> _PROVIDED ENTRIES_
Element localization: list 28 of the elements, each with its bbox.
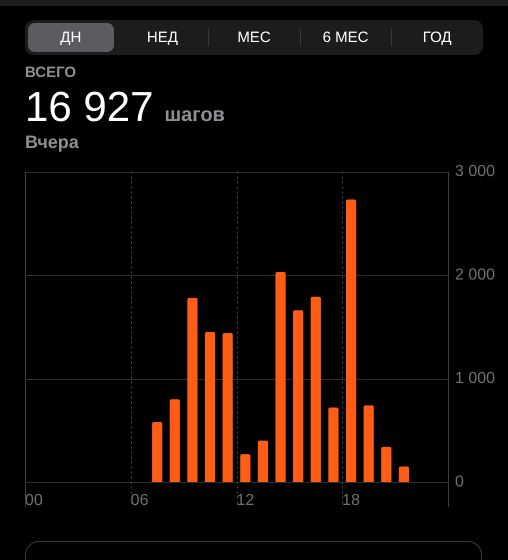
chart-title: 16 927 [25,83,154,131]
bar [222,333,233,482]
bar [152,422,162,482]
bar [381,446,392,482]
text: ВСЕГО [25,64,76,81]
bar [310,296,321,482]
bar [187,298,198,482]
y-tick-label: 2 000 [455,266,496,284]
bar [328,408,339,482]
bar [293,310,304,482]
bar [398,466,410,482]
x-tick-label: 18 [342,492,360,510]
bar [240,454,250,482]
bar [170,399,180,482]
x-tick-label: 12 [236,492,254,510]
text: шагов [164,103,225,127]
y-tick-label: 0 [455,473,464,490]
bar [258,440,268,482]
y-tick-label: 3 000 [455,163,496,180]
bar [275,272,286,482]
segmented-control: ДН НЕД МЕС 6 МЕС ГОД [25,20,483,55]
bar [364,405,374,482]
bar [204,332,216,482]
x-tick-label: 06 [130,492,149,510]
bar [346,200,356,482]
x-tick-label: 00 [24,492,43,510]
chart-subtitle: Вчера [25,132,79,152]
y-tick-label: 1 000 [455,370,496,387]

> _PROBLEM_
Pick out every line of the material above that contains the string "tick".

> _PROBLEM SOLUTION_
y-tick-label: 2 000 [455,266,496,284]
x-tick-label: 18 [342,492,360,510]
x-tick-label: 12 [236,492,254,510]
y-tick-label: 0 [455,473,464,490]
y-tick-label: 3 000 [455,163,496,180]
x-tick-label: 06 [130,492,149,510]
x-tick-label: 00 [24,492,43,510]
y-tick-label: 1 000 [455,370,496,387]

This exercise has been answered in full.